● **YOUR OBJECTIVE**: Output the entries word for word. Omit images.

● **Recorded data**:
────
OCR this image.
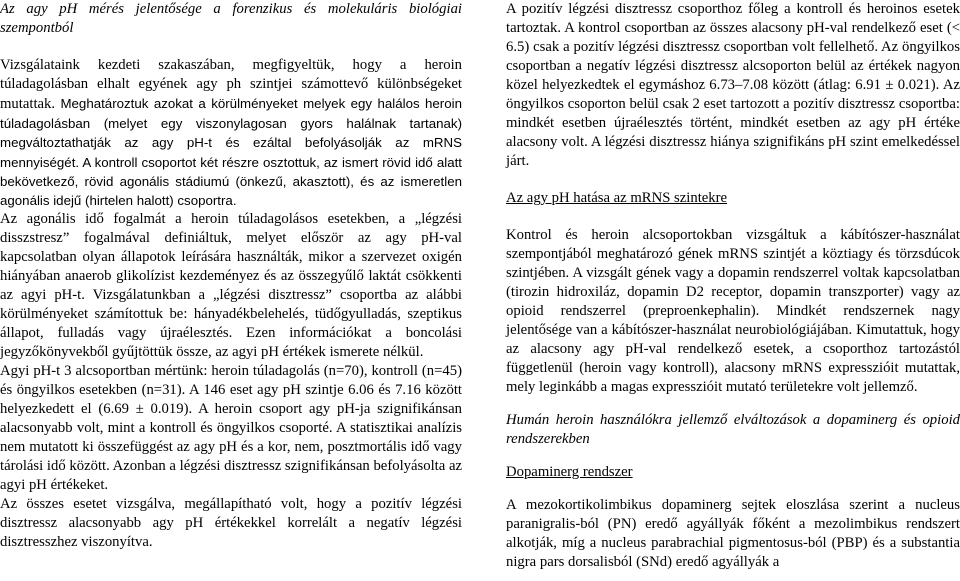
Az agy pH mérés jelentősége a forenzikus és molekuláris biológiai szempontból

Vizsgálataink kezdeti szakaszában, megfigyeltük, hogy a heroin túladagolásban elhalt egyének agy ph szintjei számottevő különbségeket mutattak. Meghatároztuk azokat a körülményeket melyek egy halálos heroin túladagolásban (melyet egy viszonylagosan gyors halálnak tartanak) megváltoztathatják az agy pH-t és ezáltal befolyásolják az mRNS mennyiségét. A kontroll csoportot két részre osztottuk, az ismert rövid idő alatt bekövetkező, rövid agonális stádiumú (önkezű, akasztott), és az ismeretlen agonális idejű (hirtelen halott) csoportra.

Az agonális idő fogalmát a heroin túladagolásos esetekben, a „légzési disszstresz” fogalmával definiáltuk, melyet először az agy pH-val kapcsolatban olyan állapotok leírására használták, mikor a szervezet oxigén hiányában anaerob glikolízist kezdeményez és az összegyűlő laktát csökkenti az agyi pH-t. Vizsgálatunkban a „légzési disztressz” csoportba az alábbi körülményeket számítottuk be: hányadékbelehelés, tüdőgyulladás, szeptikus állapot, fulladás vagy újraélesztés. Ezen információkat a boncolási jegyzőkönyvekből gyűjtöttük össze, az agyi pH értékek ismerete nélkül.

Agyi pH-t 3 alcsoportban mértünk: heroin túladagolás (n=70), kontroll (n=45) és öngyilkos esetekben (n=31). A 146 eset agy pH szintje 6.06 és 7.16 között helyezkedett el (6.69 ± 0.019). A heroin csoport agy pH-ja szignifikánsan alacsonyabb volt, mint a kontroll és öngyilkos csoporté. A statisztikai analízis nem mutatott ki összefüggést az agy pH és a kor, nem, posztmortális idő vagy tárolási idő között. Azonban a légzési disztressz szignifikánsan befolyásolta az agyi pH értékeket.

Az összes esetet vizsgálva, megállapítható volt, hogy a pozitív légzési disztressz alacsonyabb agy pH értékekkel korrelált a negatív légzési disztresszhez viszonyítva.

A pozitív légzési disztressz csoporthoz főleg a kontroll és heroinos esetek tartoztak. A kontrol csoportban az összes alacsony pH-val rendelkező eset (< 6.5) csak a pozitív légzési disztressz csoportban volt fellelhető. Az öngyilkos csoportban a negatív légzési disztressz alcsoporton belül az értékek nagyon közel helyezkedtek el egymáshoz 6.73–7.08 között (átlag: 6.91 ± 0.021). Az öngyilkos csoporton belül csak 2 eset tartozott a pozitív disztressz csoportba: mindkét esetben újraélesztés történt, mindkét esetben az agy pH értéke alacsony volt. A légzési disztressz hiánya szignifikáns pH szint emelkedéssel járt.

Az agy pH hatása az mRNS szintekre

Kontrol és heroin alcsoportokban vizsgáltuk a kábítószer-használat szempontjából meghatározó gének mRNS szintjét a köztiagy és törzsdúcok szintjében. A vizsgált gének vagy a dopamin rendszerrel voltak kapcsolatban (tirozin hidroxiláz, dopamin D2 receptor, dopamin transzporter) vagy az opioid rendszerrel (preproenkephalin). Mindkét rendszernek nagy jelentősége van a kábítószer-használat neurobiológiájában. Kimutattuk, hogy az alacsony agy pH-val rendelkező esetek, a csoporthoz tartozástól függetlenül (heroin vagy kontroll), alacsony mRNS expresszióit mutattak, mely leginkább a magas expresszióit mutató területekre volt jellemző.

Humán heroin használókra jellemző elváltozások a dopaminerg és opioid rendszerekben

Dopaminerg rendszer

A mezokortikolimbikus dopaminerg sejtek eloszlása szerint a nucleus paranigralis-ból (PN) eredő agyállyák főként a mezolimbikus rendszert alkotják, míg a nucleus parabrachial pigmentosus-ból (PBP) és a substantia nigra pars dorsalisból (SNd) eredő agyállyák a
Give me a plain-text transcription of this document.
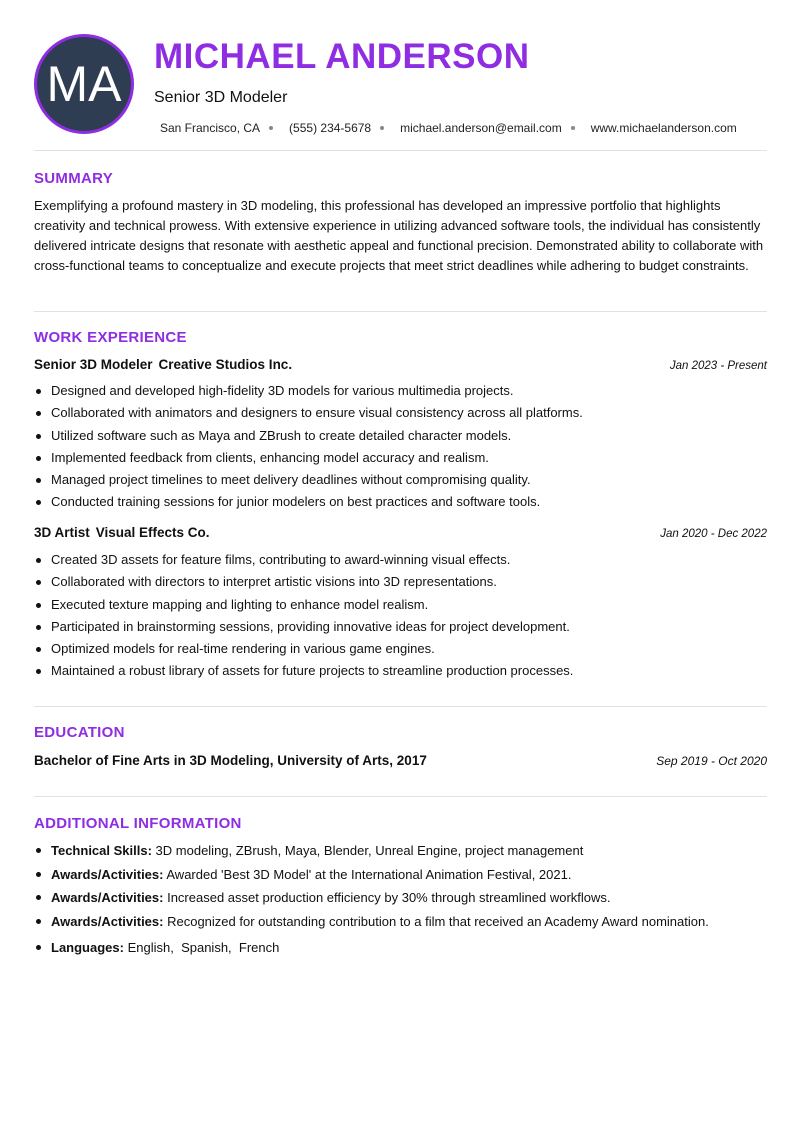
MA MICHAEL ANDERSON
Senior 3D Modeler
San Francisco, CA (555) 234-5678 michael.anderson@email.com www.michaelanderson.com
SUMMARY
Exemplifying a profound mastery in 3D modeling, this professional has developed an impressive portfolio that highlights creativity and technical prowess. With extensive experience in utilizing advanced software tools, the individual has consistently delivered intricate designs that resonate with aesthetic appeal and functional precision. Demonstrated ability to collaborate with cross-functional teams to conceptualize and execute projects that meet strict deadlines while adhering to budget constraints.
WORK EXPERIENCE
Senior 3D Modeler Creative Studios Inc.	Jan 2023 - Present
Designed and developed high-fidelity 3D models for various multimedia projects.
Collaborated with animators and designers to ensure visual consistency across all platforms.
Utilized software such as Maya and ZBrush to create detailed character models.
Implemented feedback from clients, enhancing model accuracy and realism.
Managed project timelines to meet delivery deadlines without compromising quality.
Conducted training sessions for junior modelers on best practices and software tools.
3D Artist Visual Effects Co.	Jan 2020 - Dec 2022
Created 3D assets for feature films, contributing to award-winning visual effects.
Collaborated with directors to interpret artistic visions into 3D representations.
Executed texture mapping and lighting to enhance model realism.
Participated in brainstorming sessions, providing innovative ideas for project development.
Optimized models for real-time rendering in various game engines.
Maintained a robust library of assets for future projects to streamline production processes.
EDUCATION
Bachelor of Fine Arts in 3D Modeling, University of Arts, 2017	Sep 2019 - Oct 2020
ADDITIONAL INFORMATION
Technical Skills: 3D modeling, ZBrush, Maya, Blender, Unreal Engine, project management
Awards/Activities: Awarded 'Best 3D Model' at the International Animation Festival, 2021.
Awards/Activities: Increased asset production efficiency by 30% through streamlined workflows.
Awards/Activities: Recognized for outstanding contribution to a film that received an Academy Award nomination.
Languages: English,  Spanish,  French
────
● **RESULT OF THIS EXERCISE**:
OCR this image.
Az agy pH mérés jelentősége a forenzikus és molekuláris biológiai szempontból

Vizsgálataink kezdeti szakaszában, megfigyeltük, hogy a heroin túladagolásban elhalt egyének agy ph szintjei számottevő különbségeket mutattak. Meghatároztuk azokat a körülményeket melyek egy halálos heroin túladagolásban (melyet egy viszonylagosan gyors halálnak tartanak) megváltoztathatják az agy pH-t és ezáltal befolyásolják az mRNS mennyiségét. A kontroll csoportot két részre osztottuk, az ismert rövid idő alatt bekövetkező, rövid agonális stádiumú (önkezű, akasztott), és az ismeretlen agonális idejű (hirtelen halott) csoportra.

Az agonális idő fogalmát a heroin túladagolásos esetekben, a „légzési disszstresz” fogalmával definiáltuk, melyet először az agy pH-val kapcsolatban olyan állapotok leírására használták, mikor a szervezet oxigén hiányában anaerob glikolízist kezdeményez és az összegyűlő laktát csökkenti az agyi pH-t. Vizsgálatunkban a „légzési disztressz” csoportba az alábbi körülményeket számítottuk be: hányadékbelehelés, tüdőgyulladás, szeptikus állapot, fulladás vagy újraélesztés. Ezen információkat a boncolási jegyzőkönyvekből gyűjtöttük össze, az agyi pH értékek ismerete nélkül.

Agyi pH-t 3 alcsoportban mértünk: heroin túladagolás (n=70), kontroll (n=45) és öngyilkos esetekben (n=31). A 146 eset agy pH szintje 6.06 és 7.16 között helyezkedett el (6.69 ± 0.019). A heroin csoport agy pH-ja szignifikánsan alacsonyabb volt, mint a kontroll és öngyilkos csoporté. A statisztikai analízis nem mutatott ki összefüggést az agy pH és a kor, nem, posztmortális idő vagy tárolási idő között. Azonban a légzési disztressz szignifikánsan befolyásolta az agyi pH értékeket.

Az összes esetet vizsgálva, megállapítható volt, hogy a pozitív légzési disztressz alacsonyabb agy pH értékekkel korrelált a negatív légzési disztresszhez viszonyítva.

A pozitív légzési disztressz csoporthoz főleg a kontroll és heroinos esetek tartoztak. A kontrol csoportban az összes alacsony pH-val rendelkező eset (< 6.5) csak a pozitív légzési disztressz csoportban volt fellelhető. Az öngyilkos csoportban a negatív légzési disztressz alcsoporton belül az értékek nagyon közel helyezkedtek el egymáshoz 6.73–7.08 között (átlag: 6.91 ± 0.021). Az öngyilkos csoporton belül csak 2 eset tartozott a pozitív disztressz csoportba: mindkét esetben újraélesztés történt, mindkét esetben az agy pH értéke alacsony volt. A légzési disztressz hiánya szignifikáns pH szint emelkedéssel járt.

Az agy pH hatása az mRNS szintekre

Kontrol és heroin alcsoportokban vizsgáltuk a kábítószer-használat szempontjából meghatározó gének mRNS szintjét a köztiagy és törzsdúcok szintjében. A vizsgált gének vagy a dopamin rendszerrel voltak kapcsolatban (tirozin hidroxiláz, dopamin D2 receptor, dopamin transzporter) vagy az opioid rendszerrel (preproenkephalin). Mindkét rendszernek nagy jelentősége van a kábítószer-használat neurobiológiájában. Kimutattuk, hogy az alacsony agy pH-val rendelkező esetek, a csoporthoz tartozástól függetlenül (heroin vagy kontroll), alacsony mRNS expresszióit mutattak, mely leginkább a magas expresszióit mutató területekre volt jellemző.

Humán heroin használókra jellemző elváltozások a dopaminerg és opioid rendszerekben

Dopaminerg rendszer

A mezokortikolimbikus dopaminerg sejtek eloszlása szerint a nucleus paranigralis-ból (PN) eredő agyállyák főként a mezolimbikus rendszert alkotják, míg a nucleus parabrachial pigmentosus-ból (PBP) és a substantia nigra pars dorsalisból (SNd) eredő agyállyák a
Give me a plain-text transcription of this document.
MA MICHAEL ANDERSON
Senior 3D Modeler
San Francisco, CA (555) 234-5678 michael.anderson@email.com www.michaelanderson.com
SUMMARY
Exemplifying a profound mastery in 3D modeling, this professional has developed an impressive portfolio that highlights creativity and technical prowess. With extensive experience in utilizing advanced software tools, the individual has consistently delivered intricate designs that resonate with aesthetic appeal and functional precision. Demonstrated ability to collaborate with cross-functional teams to conceptualize and execute projects that meet strict deadlines while adhering to budget constraints.
WORK EXPERIENCE
Senior 3D Modeler Creative Studios Inc.	Jan 2023 - Present
Designed and developed high-fidelity 3D models for various multimedia projects.
Collaborated with animators and designers to ensure visual consistency across all platforms.
Utilized software such as Maya and ZBrush to create detailed character models.
Implemented feedback from clients, enhancing model accuracy and realism.
Managed project timelines to meet delivery deadlines without compromising quality.
Conducted training sessions for junior modelers on best practices and software tools.
3D Artist Visual Effects Co.	Jan 2020 - Dec 2022
Created 3D assets for feature films, contributing to award-winning visual effects.
Collaborated with directors to interpret artistic visions into 3D representations.
Executed texture mapping and lighting to enhance model realism.
Participated in brainstorming sessions, providing innovative ideas for project development.
Optimized models for real-time rendering in various game engines.
Maintained a robust library of assets for future projects to streamline production processes.
EDUCATION
Bachelor of Fine Arts in 3D Modeling, University of Arts, 2017	Sep 2019 - Oct 2020
ADDITIONAL INFORMATION
Technical Skills: 3D modeling, ZBrush, Maya, Blender, Unreal Engine, project management
Awards/Activities: Awarded 'Best 3D Model' at the International Animation Festival, 2021.
Awards/Activities: Increased asset production efficiency by 30% through streamlined workflows.
Awards/Activities: Recognized for outstanding contribution to a film that received an Academy Award nomination.
Languages: English,  Spanish,  French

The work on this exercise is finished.